However, maybe there's something important that I missed, and I've not actually tried a magnetic cube.


----------



## Weston (Dec 12, 2016)

bobthegiraffemonkey said:


> This suggests that incorrectly made magnetic cubes could potentially give some advantage, but I think at most you could tell if it wasn't solved if you really practiced trying to judge how it feel and take a large pause to examine the turning at the end of an attempt to check. You couldn't tell for definite that it was solved since presumably more than one state would have the same configuration of magnets as the solved position. This doesn't apply to correctly made magnetic cubes though.
> 
> Also:
> 1) it doesn't allow you to determine the exact state of the cube
> ...


It would look suspicious unless done skillfully. I don't see why it has to look suspicious. Judges also aren't always directly looking under the folder at the cube while it's being solved. 

1. So? That doesn't mean that it can't give you a big avantage
2. Thats opinion. In events like MBLD, who cares if a cube turns a little worse?
3. Chipped stickers are technically disallowed.


----------



## Jaysammey777 (Dec 12, 2016)

So since I can make one side looser than the rest, should we ban all cubes that can have adjustable tensions from bld?

Edit: As well 3J is a regulation already in place and can ban this at delegate discretion if the puzzle is not correctly magnetized.


----------



## Weston (Dec 12, 2016)

Jaysammey777 said:


> So since I can make one side looser than the rest, should we ban all cubes that can have adjustable tensions from bld?


That is another problem with current BLD regs.


----------



## Jaysammey777 (Dec 12, 2016)

Weston said:


> That is another problem with current BLD regs.


See my above post with the edit, 3j bans this.


----------



## Daniel Lin (Dec 12, 2016)

tbh the regs are just there for the sake of being regs. Anyone can easily cheat using chipped stickers or loose tensions if they want, it's not like a judge is going to actually enforce it


----------



## AlexMaass (Dec 12, 2016)

I think that this possible abuse could possibly be prevented by testing magnetic cubes when they are used for bld, if they are uneven it should be possible to easily distinguish that its not solved


----------



## 4Chan (Dec 12, 2016)

Hay Weston!

I won't divulge too much of their private information, but during legislation, BLD cheating was tested by the WCA Regulations Committee (WRC), and was definitely taken into account during their deliberation on magnetic puzzles.

Laura even tested her own combination of magnets for this, and this has definitely been considered by the upper committees.


----------



## Loiloiloi (Dec 12, 2016)

I'm all for strict enforcement of the rules. Thankfully in recent times we haven't had too many people cheating fast times and I think we should try our best to keep it that way. BLD in my opinion is one of the events that is easier to cheat in, and correct me if I'm wrong but I believe a WR came from cheating 3 times in BLD. So yeah, strict regs is fine for BLD in my opinion.

Edit: Ninja'd by the Tran Man himself. Well, I guess if the WRC has concluded this to be unlikely.


----------



## AlexMaass (Dec 12, 2016)

◆ **Work to complete**
(1) Using the thread on magnetic cubes, decide whether each statement agrees with it. Answer yes or no for each and quote the words that decide it. (a) Jaysammey777 says an existing regulation, 3J, lets a delegate ban a puzzle that is not correctly magnetized. (b) Weston says chipped stickers are permitted. (c) 4Chan says Laura tested her own combination of magnets.
(2) According to the thread on magnetic cubes, which committee tested BLD cheating during legislation?
(3) Retype the part of the thread on magnetic cubes from "I won't divulge" up to and including "in my opinion.".
The listing after this point plays no part in any of the work here.

◆ **Data excerpt**

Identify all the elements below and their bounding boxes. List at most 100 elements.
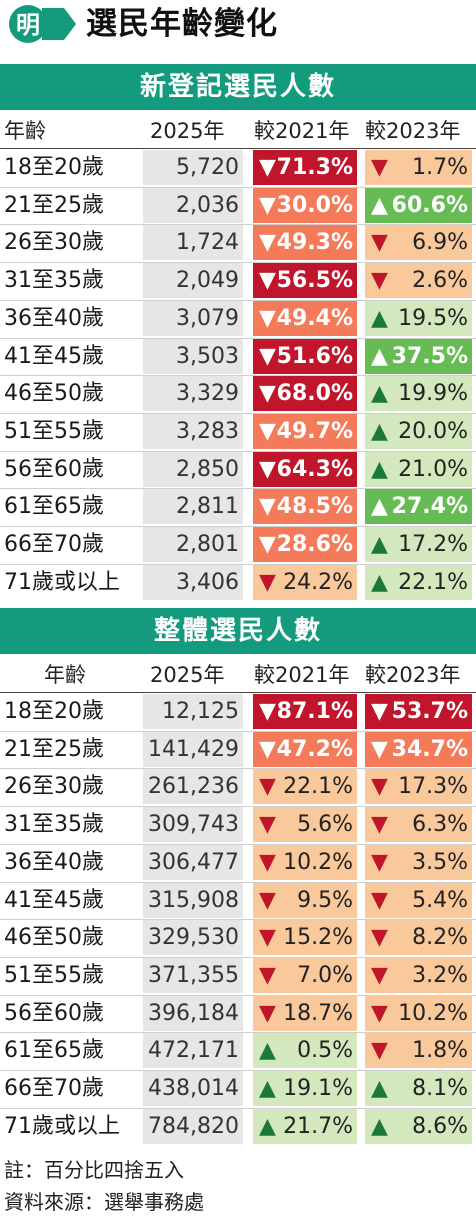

◆ **Answers for the tasks**
(1)
(a) Yes: "3J is a regulation already in place and can ban this at delegate discretion if the puzzle is not correctly magnetized."
(b) No: "Chipped stickers are technically disallowed."
(c) Yes: "Laura even tested her own combination of magnets for this"

(2) The WCA Regulations Committee (WRC).

(3)
I won't divulge too much of their private information, but during legislation, BLD cheating was tested by the WCA Regulations Committee (WRC), and was definitely taken into account during their deliberation on magnetic puzzles.

Laura even tested her own combination of magnets for this, and this has definitely been considered by the upper committees.


----------



## Loiloiloi (Dec 12, 2016)

I'm all for strict enforcement of the rules. Thankfully in recent times we haven't had too many people cheating fast times and I think we should try our best to keep it that way. BLD in my opinion is one of the events that is easier to cheat in, and correct me if I'm wrong but I believe a WR came from cheating 3 times in BLD. So yeah, strict regs is fine for BLD in my opinion.